- [Written exercise] Print the records below exactly as they appear.

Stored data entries
* START *
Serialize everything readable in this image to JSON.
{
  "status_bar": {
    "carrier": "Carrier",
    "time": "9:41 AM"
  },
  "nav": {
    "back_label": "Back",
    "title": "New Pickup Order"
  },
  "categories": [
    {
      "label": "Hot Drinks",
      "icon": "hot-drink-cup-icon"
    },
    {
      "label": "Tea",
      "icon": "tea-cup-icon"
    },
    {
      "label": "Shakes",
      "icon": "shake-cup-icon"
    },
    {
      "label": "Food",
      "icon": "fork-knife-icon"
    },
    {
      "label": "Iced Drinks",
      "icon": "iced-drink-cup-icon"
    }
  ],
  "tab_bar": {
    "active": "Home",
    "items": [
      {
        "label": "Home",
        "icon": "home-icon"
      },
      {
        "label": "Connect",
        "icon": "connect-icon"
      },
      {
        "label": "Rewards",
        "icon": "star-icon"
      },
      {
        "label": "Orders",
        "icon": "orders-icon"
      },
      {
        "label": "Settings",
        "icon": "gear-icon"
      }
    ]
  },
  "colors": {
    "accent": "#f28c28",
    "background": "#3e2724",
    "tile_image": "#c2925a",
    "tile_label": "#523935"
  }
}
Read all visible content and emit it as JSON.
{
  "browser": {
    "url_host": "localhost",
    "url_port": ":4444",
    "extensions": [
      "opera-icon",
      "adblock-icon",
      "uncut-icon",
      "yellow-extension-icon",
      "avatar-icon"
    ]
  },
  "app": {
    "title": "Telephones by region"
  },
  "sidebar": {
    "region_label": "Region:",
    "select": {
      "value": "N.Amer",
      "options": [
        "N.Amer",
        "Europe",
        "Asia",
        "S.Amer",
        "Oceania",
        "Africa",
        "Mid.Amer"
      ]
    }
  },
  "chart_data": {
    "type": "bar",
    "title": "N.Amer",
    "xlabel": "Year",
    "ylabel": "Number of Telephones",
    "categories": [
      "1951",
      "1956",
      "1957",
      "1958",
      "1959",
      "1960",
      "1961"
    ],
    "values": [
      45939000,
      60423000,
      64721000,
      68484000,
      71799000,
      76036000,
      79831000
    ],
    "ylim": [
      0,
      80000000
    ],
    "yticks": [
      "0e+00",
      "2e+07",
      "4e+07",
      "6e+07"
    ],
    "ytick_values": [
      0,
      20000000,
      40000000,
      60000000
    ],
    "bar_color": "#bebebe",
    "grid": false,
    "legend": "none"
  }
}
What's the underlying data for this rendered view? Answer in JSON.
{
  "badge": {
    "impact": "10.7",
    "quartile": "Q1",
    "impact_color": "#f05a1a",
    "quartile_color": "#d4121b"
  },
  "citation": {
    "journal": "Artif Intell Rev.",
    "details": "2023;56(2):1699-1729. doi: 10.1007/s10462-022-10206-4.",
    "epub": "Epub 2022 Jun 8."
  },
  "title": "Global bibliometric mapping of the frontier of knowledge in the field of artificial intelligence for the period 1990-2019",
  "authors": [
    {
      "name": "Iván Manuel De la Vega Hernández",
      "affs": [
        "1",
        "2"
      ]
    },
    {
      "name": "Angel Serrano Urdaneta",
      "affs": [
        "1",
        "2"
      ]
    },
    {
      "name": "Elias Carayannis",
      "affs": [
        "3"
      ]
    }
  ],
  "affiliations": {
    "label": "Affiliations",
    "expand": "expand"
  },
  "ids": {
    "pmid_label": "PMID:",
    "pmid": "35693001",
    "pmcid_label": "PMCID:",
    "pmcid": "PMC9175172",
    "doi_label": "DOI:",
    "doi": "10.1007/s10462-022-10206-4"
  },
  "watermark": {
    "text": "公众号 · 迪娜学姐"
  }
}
* END *
- [Solution for this task]
Serialize everything readable in this image to JSON.
{
  "status_bar": {
    "carrier": "Carrier",
    "time": "9:41 AM"
  },
  "nav": {
    "back_label": "Back",
    "title": "New Pickup Order"
  },
  "categories": [
    {
      "label": "Hot Drinks",
      "icon": "hot-drink-cup-icon"
    },
    {
      "label": "Tea",
      "icon": "tea-cup-icon"
    },
    {
      "label": "Shakes",
      "icon": "shake-cup-icon"
    },
    {
      "label": "Food",
      "icon": "fork-knife-icon"
    },
    {
      "label": "Iced Drinks",
      "icon": "iced-drink-cup-icon"
    }
  ],
  "tab_bar": {
    "active": "Home",
    "items": [
      {
        "label": "Home",
        "icon": "home-icon"
      },
      {
        "label": "Connect",
        "icon": "connect-icon"
      },
      {
        "label": "Rewards",
        "icon": "star-icon"
      },
      {
        "label": "Orders",
        "icon": "orders-icon"
      },
      {
        "label": "Settings",
        "icon": "gear-icon"
      }
    ]
  },
  "colors": {
    "accent": "#f28c28",
    "background": "#3e2724",
    "tile_image": "#c2925a",
    "tile_label": "#523935"
  }
}
Read all visible content and emit it as JSON.
{
  "browser": {
    "url_host": "localhost",
    "url_port": ":4444",
    "extensions": [
      "opera-icon",
      "adblock-icon",
      "uncut-icon",
      "yellow-extension-icon",
      "avatar-icon"
    ]
  },
  "app": {
    "title": "Telephones by region"
  },
  "sidebar": {
    "region_label": "Region:",
    "select": {
      "value": "N.Amer",
      "options": [
        "N.Amer",
        "Europe",
        "Asia",
        "S.Amer",
        "Oceania",
        "Africa",
        "Mid.Amer"
      ]
    }
  },
  "chart_data": {
    "type": "bar",
    "title": "N.Amer",
    "xlabel": "Year",
    "ylabel": "Number of Telephones",
    "categories": [
      "1951",
      "1956",
      "1957",
      "1958",
      "1959",
      "1960",
      "1961"
    ],
    "values": [
      45939000,
      60423000,
      64721000,
      68484000,
      71799000,
      76036000,
      79831000
    ],
    "ylim": [
      0,
      80000000
    ],
    "yticks": [
      "0e+00",
      "2e+07",
      "4e+07",
      "6e+07"
    ],
    "ytick_values": [
      0,
      20000000,
      40000000,
      60000000
    ],
    "bar_color": "#bebebe",
    "grid": false,
    "legend": "none"
  }
}
What's the underlying data for this rendered view? Answer in JSON.
{
  "badge": {
    "impact": "10.7",
    "quartile": "Q1",
    "impact_color": "#f05a1a",
    "quartile_color": "#d4121b"
  },
  "citation": {
    "journal": "Artif Intell Rev.",
    "details": "2023;56(2):1699-1729. doi: 10.1007/s10462-022-10206-4.",
    "epub": "Epub 2022 Jun 8."
  },
  "title": "Global bibliometric mapping of the frontier of knowledge in the field of artificial intelligence for the period 1990-2019",
  "authors": [
    {
      "name": "Iván Manuel De la Vega Hernández",
      "affs": [
        "1",
        "2"
      ]
    },
    {
      "name": "Angel Serrano Urdaneta",
      "affs": [
        "1",
        "2"
      ]
    },
    {
      "name": "Elias Carayannis",
      "affs": [
        "3"
      ]
    }
  ],
  "affiliations": {
    "label": "Affiliations",
    "expand": "expand"
  },
  "ids": {
    "pmid_label": "PMID:",
    "pmid": "35693001",
    "pmcid_label": "PMCID:",
    "pmcid": "PMC9175172",
    "doi_label": "DOI:",
    "doi": "10.1007/s10462-022-10206-4"
  },
  "watermark": {
    "text": "公众号 · 迪娜学姐"
  }
}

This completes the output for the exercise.